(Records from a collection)
..............................
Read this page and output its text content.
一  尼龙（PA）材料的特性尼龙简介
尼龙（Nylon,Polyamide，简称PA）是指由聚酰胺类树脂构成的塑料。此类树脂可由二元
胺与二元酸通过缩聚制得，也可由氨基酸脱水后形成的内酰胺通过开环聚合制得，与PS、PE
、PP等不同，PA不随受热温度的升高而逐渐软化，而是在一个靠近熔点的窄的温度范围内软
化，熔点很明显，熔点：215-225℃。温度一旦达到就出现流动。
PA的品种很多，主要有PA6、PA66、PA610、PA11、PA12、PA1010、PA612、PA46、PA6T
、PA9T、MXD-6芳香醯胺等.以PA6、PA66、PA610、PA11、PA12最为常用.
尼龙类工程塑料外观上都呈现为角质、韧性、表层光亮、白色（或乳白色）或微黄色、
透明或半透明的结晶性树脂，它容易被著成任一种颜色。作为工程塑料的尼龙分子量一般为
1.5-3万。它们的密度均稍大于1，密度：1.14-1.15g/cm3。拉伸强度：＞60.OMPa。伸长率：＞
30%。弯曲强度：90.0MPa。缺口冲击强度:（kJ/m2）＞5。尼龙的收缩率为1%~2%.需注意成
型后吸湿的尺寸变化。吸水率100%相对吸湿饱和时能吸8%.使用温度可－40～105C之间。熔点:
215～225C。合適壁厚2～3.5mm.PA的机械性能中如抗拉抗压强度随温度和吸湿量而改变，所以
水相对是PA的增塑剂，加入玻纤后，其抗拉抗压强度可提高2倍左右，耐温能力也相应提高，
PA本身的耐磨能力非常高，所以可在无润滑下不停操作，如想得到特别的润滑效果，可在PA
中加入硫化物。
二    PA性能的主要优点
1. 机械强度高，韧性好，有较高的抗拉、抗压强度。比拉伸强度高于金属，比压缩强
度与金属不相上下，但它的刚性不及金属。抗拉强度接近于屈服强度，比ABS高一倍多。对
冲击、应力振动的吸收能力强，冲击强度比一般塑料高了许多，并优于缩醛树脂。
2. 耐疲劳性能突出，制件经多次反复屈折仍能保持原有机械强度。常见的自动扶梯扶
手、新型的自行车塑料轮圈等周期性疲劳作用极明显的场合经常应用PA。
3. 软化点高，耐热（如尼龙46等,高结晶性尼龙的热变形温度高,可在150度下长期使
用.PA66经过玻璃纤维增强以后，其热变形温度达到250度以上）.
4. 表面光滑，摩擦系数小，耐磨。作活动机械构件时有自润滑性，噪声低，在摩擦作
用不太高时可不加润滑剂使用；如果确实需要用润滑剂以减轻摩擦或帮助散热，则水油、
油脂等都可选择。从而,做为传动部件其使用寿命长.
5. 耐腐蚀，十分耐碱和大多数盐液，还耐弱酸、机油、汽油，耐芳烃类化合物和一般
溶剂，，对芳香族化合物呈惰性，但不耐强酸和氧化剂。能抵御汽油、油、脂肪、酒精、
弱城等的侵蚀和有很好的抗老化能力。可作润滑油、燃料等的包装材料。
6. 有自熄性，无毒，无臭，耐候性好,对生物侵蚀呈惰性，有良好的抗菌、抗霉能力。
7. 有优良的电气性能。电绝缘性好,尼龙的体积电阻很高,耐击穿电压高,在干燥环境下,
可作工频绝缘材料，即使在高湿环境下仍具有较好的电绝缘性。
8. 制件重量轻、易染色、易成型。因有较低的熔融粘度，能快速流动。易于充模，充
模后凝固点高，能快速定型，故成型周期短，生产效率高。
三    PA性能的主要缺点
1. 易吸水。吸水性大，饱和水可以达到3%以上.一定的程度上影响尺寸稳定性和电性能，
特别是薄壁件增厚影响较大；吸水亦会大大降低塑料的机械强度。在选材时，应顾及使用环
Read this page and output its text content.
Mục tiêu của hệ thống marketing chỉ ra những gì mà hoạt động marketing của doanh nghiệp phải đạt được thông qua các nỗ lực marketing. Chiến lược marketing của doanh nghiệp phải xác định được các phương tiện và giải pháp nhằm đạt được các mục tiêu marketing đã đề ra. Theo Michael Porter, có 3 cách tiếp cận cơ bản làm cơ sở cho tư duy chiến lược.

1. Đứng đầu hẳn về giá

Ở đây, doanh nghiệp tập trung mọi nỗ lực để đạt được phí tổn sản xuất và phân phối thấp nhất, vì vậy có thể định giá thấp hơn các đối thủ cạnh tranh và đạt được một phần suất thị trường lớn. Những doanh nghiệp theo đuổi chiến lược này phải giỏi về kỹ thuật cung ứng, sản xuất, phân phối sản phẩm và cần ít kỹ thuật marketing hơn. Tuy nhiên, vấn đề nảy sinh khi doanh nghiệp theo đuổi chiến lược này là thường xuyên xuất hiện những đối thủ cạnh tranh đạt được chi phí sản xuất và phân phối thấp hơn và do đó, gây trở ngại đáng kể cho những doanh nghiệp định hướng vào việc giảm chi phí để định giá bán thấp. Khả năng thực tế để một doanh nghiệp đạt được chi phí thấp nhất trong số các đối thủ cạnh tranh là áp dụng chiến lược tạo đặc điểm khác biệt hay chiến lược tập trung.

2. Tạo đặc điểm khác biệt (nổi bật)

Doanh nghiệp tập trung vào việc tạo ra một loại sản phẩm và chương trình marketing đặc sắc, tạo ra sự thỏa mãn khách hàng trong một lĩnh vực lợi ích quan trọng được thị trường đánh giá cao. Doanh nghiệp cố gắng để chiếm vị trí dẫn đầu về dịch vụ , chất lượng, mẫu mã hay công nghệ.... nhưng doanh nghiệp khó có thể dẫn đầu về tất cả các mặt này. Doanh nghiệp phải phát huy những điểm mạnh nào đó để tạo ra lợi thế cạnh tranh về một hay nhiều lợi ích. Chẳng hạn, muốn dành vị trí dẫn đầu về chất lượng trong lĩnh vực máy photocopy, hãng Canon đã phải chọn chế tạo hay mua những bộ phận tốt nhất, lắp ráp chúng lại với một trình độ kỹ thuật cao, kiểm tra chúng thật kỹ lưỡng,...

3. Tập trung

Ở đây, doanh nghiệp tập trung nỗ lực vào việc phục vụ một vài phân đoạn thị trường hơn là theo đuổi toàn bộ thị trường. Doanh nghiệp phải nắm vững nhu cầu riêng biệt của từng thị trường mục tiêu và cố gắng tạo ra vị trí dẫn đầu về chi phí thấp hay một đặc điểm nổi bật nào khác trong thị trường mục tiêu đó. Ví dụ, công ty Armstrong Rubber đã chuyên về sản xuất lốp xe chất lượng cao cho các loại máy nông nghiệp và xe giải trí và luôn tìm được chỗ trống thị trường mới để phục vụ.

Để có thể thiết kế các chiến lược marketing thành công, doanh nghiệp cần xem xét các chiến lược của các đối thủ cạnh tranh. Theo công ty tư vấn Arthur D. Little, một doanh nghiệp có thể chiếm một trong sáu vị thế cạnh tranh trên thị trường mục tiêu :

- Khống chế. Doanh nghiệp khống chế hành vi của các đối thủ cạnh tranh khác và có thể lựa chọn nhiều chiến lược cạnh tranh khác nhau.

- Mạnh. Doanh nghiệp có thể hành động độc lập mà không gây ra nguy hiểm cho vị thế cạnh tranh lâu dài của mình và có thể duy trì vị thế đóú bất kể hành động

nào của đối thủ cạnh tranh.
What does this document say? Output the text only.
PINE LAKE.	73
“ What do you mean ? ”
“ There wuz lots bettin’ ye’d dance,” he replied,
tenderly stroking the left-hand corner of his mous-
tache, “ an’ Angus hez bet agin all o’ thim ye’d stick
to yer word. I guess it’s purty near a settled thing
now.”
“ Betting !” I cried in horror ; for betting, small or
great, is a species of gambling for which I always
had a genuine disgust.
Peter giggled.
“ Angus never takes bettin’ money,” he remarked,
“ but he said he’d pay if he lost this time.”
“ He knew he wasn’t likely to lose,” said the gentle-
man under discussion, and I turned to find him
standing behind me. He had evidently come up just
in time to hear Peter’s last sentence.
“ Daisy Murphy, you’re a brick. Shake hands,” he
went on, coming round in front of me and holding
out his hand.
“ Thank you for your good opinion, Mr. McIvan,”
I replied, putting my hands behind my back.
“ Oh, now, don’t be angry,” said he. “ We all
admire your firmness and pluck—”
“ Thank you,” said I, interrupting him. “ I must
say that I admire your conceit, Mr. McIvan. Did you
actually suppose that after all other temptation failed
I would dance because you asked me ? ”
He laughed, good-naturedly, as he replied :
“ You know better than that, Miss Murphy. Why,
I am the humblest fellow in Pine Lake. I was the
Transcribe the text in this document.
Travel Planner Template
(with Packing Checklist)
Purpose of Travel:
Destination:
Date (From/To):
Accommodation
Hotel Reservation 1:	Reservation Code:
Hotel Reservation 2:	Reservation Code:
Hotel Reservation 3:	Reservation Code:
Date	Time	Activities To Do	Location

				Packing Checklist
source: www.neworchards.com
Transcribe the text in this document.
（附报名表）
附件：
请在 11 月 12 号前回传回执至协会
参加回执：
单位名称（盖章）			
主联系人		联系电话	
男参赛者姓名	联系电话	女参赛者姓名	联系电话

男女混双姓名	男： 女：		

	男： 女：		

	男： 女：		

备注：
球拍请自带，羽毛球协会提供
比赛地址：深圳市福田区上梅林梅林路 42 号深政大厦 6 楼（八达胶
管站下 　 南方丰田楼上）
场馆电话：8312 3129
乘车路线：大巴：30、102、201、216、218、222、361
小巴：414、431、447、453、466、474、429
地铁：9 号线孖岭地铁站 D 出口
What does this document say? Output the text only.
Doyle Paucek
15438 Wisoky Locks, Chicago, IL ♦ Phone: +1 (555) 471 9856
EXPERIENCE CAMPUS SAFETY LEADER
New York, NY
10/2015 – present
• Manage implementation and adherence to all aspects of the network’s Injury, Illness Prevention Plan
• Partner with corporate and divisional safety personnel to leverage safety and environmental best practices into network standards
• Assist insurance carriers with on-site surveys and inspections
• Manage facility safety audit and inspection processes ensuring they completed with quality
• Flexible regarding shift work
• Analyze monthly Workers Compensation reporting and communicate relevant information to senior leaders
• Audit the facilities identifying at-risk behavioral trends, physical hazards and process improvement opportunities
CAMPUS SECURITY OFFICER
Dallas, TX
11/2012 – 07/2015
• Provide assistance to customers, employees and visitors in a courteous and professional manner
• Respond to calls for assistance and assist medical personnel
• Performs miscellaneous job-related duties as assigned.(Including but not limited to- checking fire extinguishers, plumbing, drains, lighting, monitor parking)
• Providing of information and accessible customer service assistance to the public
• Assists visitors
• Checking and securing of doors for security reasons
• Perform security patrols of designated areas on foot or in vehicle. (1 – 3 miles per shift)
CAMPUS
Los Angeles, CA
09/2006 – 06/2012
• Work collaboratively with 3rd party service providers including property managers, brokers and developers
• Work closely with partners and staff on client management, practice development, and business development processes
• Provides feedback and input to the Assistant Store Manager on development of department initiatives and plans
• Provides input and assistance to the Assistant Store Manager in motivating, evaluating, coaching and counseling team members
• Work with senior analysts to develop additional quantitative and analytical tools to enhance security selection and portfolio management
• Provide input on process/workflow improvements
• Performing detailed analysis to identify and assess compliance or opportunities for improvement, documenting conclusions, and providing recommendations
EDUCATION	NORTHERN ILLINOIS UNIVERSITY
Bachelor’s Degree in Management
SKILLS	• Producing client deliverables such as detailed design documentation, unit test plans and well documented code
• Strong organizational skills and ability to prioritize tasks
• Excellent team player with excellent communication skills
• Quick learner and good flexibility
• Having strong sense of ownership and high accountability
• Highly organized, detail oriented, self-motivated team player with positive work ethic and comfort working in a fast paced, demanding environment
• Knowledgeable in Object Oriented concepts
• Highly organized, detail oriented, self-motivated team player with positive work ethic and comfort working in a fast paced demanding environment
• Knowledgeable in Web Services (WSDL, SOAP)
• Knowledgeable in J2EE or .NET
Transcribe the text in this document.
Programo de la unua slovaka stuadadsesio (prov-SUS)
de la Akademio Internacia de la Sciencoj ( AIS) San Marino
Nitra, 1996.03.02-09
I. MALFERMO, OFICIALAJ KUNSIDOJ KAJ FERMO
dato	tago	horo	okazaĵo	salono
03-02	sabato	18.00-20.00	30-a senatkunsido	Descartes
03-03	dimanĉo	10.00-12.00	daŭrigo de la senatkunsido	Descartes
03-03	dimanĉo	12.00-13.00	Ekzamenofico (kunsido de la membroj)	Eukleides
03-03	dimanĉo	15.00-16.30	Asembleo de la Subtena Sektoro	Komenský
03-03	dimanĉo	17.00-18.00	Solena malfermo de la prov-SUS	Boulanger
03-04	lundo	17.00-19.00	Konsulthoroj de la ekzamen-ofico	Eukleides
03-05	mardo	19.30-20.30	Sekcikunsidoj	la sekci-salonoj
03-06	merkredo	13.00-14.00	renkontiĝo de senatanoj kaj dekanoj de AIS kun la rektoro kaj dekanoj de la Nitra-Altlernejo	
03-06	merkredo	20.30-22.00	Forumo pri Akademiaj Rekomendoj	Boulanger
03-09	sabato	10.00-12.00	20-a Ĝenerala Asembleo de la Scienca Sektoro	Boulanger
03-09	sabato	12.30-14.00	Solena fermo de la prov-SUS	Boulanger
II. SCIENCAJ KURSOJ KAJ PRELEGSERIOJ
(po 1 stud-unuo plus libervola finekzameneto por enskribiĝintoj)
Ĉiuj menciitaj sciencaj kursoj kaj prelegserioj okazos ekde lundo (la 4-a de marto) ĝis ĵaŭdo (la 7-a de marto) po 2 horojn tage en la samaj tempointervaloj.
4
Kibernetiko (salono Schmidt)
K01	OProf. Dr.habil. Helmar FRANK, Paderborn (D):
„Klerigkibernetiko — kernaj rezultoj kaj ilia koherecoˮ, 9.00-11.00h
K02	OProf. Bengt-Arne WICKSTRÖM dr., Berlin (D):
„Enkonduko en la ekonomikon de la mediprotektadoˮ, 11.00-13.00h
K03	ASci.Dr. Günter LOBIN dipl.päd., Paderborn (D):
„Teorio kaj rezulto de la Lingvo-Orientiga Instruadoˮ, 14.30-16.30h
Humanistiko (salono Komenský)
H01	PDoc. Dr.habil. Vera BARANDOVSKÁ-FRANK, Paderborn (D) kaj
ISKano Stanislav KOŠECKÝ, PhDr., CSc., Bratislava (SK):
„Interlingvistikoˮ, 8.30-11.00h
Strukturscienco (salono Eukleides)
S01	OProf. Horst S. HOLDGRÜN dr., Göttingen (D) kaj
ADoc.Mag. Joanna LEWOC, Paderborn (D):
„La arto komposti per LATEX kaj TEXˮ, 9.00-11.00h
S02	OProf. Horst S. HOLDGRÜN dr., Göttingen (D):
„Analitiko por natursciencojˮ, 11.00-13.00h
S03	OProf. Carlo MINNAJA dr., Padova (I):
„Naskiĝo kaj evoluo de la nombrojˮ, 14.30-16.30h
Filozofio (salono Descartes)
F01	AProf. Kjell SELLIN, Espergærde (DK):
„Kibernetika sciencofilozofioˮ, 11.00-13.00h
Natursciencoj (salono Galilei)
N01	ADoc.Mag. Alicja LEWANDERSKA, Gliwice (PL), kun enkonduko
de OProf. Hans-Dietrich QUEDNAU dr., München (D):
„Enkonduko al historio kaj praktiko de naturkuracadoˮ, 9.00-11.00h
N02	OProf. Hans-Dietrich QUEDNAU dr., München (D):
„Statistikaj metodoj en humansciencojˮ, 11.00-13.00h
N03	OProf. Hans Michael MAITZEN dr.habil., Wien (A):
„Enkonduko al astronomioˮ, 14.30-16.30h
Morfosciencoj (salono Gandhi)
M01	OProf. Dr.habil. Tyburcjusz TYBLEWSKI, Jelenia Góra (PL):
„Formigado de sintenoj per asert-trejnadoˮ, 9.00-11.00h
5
..............................
▸ **The task**: Identify the lines of the entries containing the string "Angus". Copy each such line.

▸ **Written solution**:
tache, “ an’ Angus hez bet agin all o’ thim ye’d stick
“ Angus never takes bettin’ money,” he remarked,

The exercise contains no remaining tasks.